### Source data
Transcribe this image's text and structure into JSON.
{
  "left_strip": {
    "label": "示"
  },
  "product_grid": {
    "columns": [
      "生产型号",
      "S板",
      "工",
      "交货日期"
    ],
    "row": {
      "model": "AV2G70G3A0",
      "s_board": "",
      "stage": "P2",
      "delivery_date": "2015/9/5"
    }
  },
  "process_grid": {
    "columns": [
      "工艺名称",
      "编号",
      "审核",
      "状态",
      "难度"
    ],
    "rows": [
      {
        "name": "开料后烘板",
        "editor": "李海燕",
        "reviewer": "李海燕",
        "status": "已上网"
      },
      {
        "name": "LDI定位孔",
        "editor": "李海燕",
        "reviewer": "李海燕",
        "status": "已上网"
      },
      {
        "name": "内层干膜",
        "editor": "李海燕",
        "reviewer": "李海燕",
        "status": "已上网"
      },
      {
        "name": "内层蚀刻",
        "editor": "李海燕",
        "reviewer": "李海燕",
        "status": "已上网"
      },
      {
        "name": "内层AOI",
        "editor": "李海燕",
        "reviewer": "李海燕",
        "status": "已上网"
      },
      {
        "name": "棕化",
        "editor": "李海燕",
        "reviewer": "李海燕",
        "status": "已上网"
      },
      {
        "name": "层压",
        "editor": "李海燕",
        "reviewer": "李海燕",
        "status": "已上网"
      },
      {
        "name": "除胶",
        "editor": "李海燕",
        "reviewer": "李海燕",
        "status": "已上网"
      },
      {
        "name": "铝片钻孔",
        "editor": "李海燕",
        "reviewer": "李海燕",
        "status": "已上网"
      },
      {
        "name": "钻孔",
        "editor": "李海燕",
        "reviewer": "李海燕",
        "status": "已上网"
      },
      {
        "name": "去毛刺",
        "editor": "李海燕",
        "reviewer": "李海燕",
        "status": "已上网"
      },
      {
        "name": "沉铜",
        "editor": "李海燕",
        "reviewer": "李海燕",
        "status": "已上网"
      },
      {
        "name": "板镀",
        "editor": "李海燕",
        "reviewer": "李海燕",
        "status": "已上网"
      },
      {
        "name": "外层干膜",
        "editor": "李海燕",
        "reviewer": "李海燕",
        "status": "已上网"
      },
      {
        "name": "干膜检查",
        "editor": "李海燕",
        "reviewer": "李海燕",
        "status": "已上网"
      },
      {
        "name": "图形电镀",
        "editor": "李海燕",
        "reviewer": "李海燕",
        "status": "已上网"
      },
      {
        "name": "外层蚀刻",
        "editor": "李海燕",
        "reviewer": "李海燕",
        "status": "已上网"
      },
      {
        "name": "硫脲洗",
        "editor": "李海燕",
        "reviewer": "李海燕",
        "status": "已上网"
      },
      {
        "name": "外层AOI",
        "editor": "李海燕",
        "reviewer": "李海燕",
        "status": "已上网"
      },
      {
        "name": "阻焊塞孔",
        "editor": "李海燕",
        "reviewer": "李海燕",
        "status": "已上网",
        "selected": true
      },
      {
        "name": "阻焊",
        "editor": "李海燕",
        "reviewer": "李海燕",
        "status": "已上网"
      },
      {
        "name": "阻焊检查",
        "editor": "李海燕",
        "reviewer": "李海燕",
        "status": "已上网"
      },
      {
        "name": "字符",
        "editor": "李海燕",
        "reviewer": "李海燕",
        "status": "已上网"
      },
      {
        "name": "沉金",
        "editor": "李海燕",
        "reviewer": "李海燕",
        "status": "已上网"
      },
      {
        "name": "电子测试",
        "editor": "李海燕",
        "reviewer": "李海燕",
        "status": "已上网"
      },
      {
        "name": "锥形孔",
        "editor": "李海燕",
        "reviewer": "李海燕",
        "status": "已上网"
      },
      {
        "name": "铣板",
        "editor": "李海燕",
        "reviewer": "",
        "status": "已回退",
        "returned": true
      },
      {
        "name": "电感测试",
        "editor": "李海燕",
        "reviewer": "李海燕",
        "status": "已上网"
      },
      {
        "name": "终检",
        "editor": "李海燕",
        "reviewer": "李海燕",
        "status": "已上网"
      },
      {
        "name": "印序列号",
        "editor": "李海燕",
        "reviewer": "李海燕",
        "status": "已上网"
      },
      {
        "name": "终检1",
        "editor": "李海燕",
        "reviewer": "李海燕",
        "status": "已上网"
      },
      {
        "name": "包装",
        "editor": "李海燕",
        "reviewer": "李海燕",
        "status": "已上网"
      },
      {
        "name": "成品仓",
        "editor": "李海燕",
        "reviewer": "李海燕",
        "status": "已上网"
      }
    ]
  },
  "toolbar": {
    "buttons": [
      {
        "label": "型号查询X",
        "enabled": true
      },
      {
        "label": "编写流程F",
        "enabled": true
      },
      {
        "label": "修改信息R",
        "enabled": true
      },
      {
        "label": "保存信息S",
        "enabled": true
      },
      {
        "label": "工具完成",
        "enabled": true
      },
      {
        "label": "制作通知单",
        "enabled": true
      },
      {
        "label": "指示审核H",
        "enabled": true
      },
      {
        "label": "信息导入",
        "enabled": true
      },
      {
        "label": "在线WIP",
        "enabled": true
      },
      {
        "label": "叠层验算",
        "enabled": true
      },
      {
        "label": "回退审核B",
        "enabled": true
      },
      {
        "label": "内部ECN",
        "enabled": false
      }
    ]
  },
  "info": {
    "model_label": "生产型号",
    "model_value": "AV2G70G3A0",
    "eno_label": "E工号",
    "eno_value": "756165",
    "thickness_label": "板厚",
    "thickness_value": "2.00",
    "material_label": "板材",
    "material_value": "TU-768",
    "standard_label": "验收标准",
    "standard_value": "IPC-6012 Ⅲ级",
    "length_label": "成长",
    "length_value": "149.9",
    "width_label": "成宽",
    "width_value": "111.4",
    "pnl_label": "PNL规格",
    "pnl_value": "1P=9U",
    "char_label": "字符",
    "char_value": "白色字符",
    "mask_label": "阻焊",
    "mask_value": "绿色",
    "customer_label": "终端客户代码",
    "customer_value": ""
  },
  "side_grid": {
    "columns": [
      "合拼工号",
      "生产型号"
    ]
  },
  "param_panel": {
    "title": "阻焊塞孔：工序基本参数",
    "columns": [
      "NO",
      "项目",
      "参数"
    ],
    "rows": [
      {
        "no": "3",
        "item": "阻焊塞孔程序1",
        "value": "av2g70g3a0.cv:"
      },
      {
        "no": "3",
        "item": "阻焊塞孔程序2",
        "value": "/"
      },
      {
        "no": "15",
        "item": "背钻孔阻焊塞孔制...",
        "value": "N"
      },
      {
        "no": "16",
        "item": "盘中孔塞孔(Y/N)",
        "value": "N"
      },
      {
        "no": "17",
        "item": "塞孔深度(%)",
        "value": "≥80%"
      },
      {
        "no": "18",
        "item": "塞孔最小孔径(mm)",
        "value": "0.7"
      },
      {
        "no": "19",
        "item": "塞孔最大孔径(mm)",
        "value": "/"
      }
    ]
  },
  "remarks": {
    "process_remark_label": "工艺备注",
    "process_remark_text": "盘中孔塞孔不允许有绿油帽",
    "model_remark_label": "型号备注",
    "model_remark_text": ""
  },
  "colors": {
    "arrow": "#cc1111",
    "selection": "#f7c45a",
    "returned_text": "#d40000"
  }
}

### Problem statement
All of the records must be repeated exactly.

### Answer below
Transcribe this image's text and structure into JSON.
{
  "left_strip": {
    "label": "示"
  },
  "product_grid": {
    "columns": [
      "生产型号",
      "S板",
      "工",
      "交货日期"
    ],
    "row": {
      "model": "AV2G70G3A0",
      "s_board": "",
      "stage": "P2",
      "delivery_date": "2015/9/5"
    }
  },
  "process_grid": {
    "columns": [
      "工艺名称",
      "编号",
      "审核",
      "状态",
      "难度"
    ],
    "rows": [
      {
        "name": "开料后烘板",
        "editor": "李海燕",
        "reviewer": "李海燕",
        "status": "已上网"
      },
      {
        "name": "LDI定位孔",
        "editor": "李海燕",
        "reviewer": "李海燕",
        "status": "已上网"
      },
      {
        "name": "内层干膜",
        "editor": "李海燕",
        "reviewer": "李海燕",
        "status": "已上网"
      },
      {
        "name": "内层蚀刻",
        "editor": "李海燕",
        "reviewer": "李海燕",
        "status": "已上网"
      },
      {
        "name": "内层AOI",
        "editor": "李海燕",
        "reviewer": "李海燕",
        "status": "已上网"
      },
      {
        "name": "棕化",
        "editor": "李海燕",
        "reviewer": "李海燕",
        "status": "已上网"
      },
      {
        "name": "层压",
        "editor": "李海燕",
        "reviewer": "李海燕",
        "status": "已上网"
      },
      {
        "name": "除胶",
        "editor": "李海燕",
        "reviewer": "李海燕",
        "status": "已上网"
      },
      {
        "name": "铝片钻孔",
        "editor": "李海燕",
        "reviewer": "李海燕",
        "status": "已上网"
      },
      {
        "name": "钻孔",
        "editor": "李海燕",
        "reviewer": "李海燕",
        "status": "已上网"
      },
      {
        "name": "去毛刺",
        "editor": "李海燕",
        "reviewer": "李海燕",
        "status": "已上网"
      },
      {
        "name": "沉铜",
        "editor": "李海燕",
        "reviewer": "李海燕",
        "status": "已上网"
      },
      {
        "name": "板镀",
        "editor": "李海燕",
        "reviewer": "李海燕",
        "status": "已上网"
      },
      {
        "name": "外层干膜",
        "editor": "李海燕",
        "reviewer": "李海燕",
        "status": "已上网"
      },
      {
        "name": "干膜检查",
        "editor": "李海燕",
        "reviewer": "李海燕",
        "status": "已上网"
      },
      {
        "name": "图形电镀",
        "editor": "李海燕",
        "reviewer": "李海燕",
        "status": "已上网"
      },
      {
        "name": "外层蚀刻",
        "editor": "李海燕",
        "reviewer": "李海燕",
        "status": "已上网"
      },
      {
        "name": "硫脲洗",
        "editor": "李海燕",
        "reviewer": "李海燕",
        "status": "已上网"
      },
      {
        "name": "外层AOI",
        "editor": "李海燕",
        "reviewer": "李海燕",
        "status": "已上网"
      },
      {
        "name": "阻焊塞孔",
        "editor": "李海燕",
        "reviewer": "李海燕",
        "status": "已上网",
        "selected": true
      },
      {
        "name": "阻焊",
        "editor": "李海燕",
        "reviewer": "李海燕",
        "status": "已上网"
      },
      {
        "name": "阻焊检查",
        "editor": "李海燕",
        "reviewer": "李海燕",
        "status": "已上网"
      },
      {
        "name": "字符",
        "editor": "李海燕",
        "reviewer": "李海燕",
        "status": "已上网"
      },
      {
        "name": "沉金",
        "editor": "李海燕",
        "reviewer": "李海燕",
        "status": "已上网"
      },
      {
        "name": "电子测试",
        "editor": "李海燕",
        "reviewer": "李海燕",
        "status": "已上网"
      },
      {
        "name": "锥形孔",
        "editor": "李海燕",
        "reviewer": "李海燕",
        "status": "已上网"
      },
      {
        "name": "铣板",
        "editor": "李海燕",
        "reviewer": "",
        "status": "已回退",
        "returned": true
      },
      {
        "name": "电感测试",
        "editor": "李海燕",
        "reviewer": "李海燕",
        "status": "已上网"
      },
      {
        "name": "终检",
        "editor": "李海燕",
        "reviewer": "李海燕",
        "status": "已上网"
      },
      {
        "name": "印序列号",
        "editor": "李海燕",
        "reviewer": "李海燕",
        "status": "已上网"
      },
      {
        "name": "终检1",
        "editor": "李海燕",
        "reviewer": "李海燕",
        "status": "已上网"
      },
      {
        "name": "包装",
        "editor": "李海燕",
        "reviewer": "李海燕",
        "status": "已上网"
      },
      {
        "name": "成品仓",
        "editor": "李海燕",
        "reviewer": "李海燕",
        "status": "已上网"
      }
    ]
  },
  "toolbar": {
    "buttons": [
      {
        "label": "型号查询X",
        "enabled": true
      },
      {
        "label": "编写流程F",
        "enabled": true
      },
      {
        "label": "修改信息R",
        "enabled": true
      },
      {
        "label": "保存信息S",
        "enabled": true
      },
      {
        "label": "工具完成",
        "enabled": true
      },
      {
        "label": "制作通知单",
        "enabled": true
      },
      {
        "label": "指示审核H",
        "enabled": true
      },
      {
        "label": "信息导入",
        "enabled": true
      },
      {
        "label": "在线WIP",
        "enabled": true
      },
      {
        "label": "叠层验算",
        "enabled": true
      },
      {
        "label": "回退审核B",
        "enabled": true
      },
      {
        "label": "内部ECN",
        "enabled": false
      }
    ]
  },
  "info": {
    "model_label": "生产型号",
    "model_value": "AV2G70G3A0",
    "eno_label": "E工号",
    "eno_value": "756165",
    "thickness_label": "板厚",
    "thickness_value": "2.00",
    "material_label": "板材",
    "material_value": "TU-768",
    "standard_label": "验收标准",
    "standard_value": "IPC-6012 Ⅲ级",
    "length_label": "成长",
    "length_value": "149.9",
    "width_label": "成宽",
    "width_value": "111.4",
    "pnl_label": "PNL规格",
    "pnl_value": "1P=9U",
    "char_label": "字符",
    "char_value": "白色字符",
    "mask_label": "阻焊",
    "mask_value": "绿色",
    "customer_label": "终端客户代码",
    "customer_value": ""
  },
  "side_grid": {
    "columns": [
      "合拼工号",
      "生产型号"
    ]
  },
  "param_panel": {
    "title": "阻焊塞孔：工序基本参数",
    "columns": [
      "NO",
      "项目",
      "参数"
    ],
    "rows": [
      {
        "no": "3",
        "item": "阻焊塞孔程序1",
        "value": "av2g70g3a0.cv:"
      },
      {
        "no": "3",
        "item": "阻焊塞孔程序2",
        "value": "/"
      },
      {
        "no": "15",
        "item": "背钻孔阻焊塞孔制...",
        "value": "N"
      },
      {
        "no": "16",
        "item": "盘中孔塞孔(Y/N)",
        "value": "N"
      },
      {
        "no": "17",
        "item": "塞孔深度(%)",
        "value": "≥80%"
      },
      {
        "no": "18",
        "item": "塞孔最小孔径(mm)",
        "value": "0.7"
      },
      {
        "no": "19",
        "item": "塞孔最大孔径(mm)",
        "value": "/"
      }
    ]
  },
  "remarks": {
    "process_remark_label": "工艺备注",
    "process_remark_text": "盘中孔塞孔不允许有绿油帽",
    "model_remark_label": "型号备注",
    "model_remark_text": ""
  },
  "colors": {
    "arrow": "#cc1111",
    "selection": "#f7c45a",
    "returned_text": "#d40000"
  }
}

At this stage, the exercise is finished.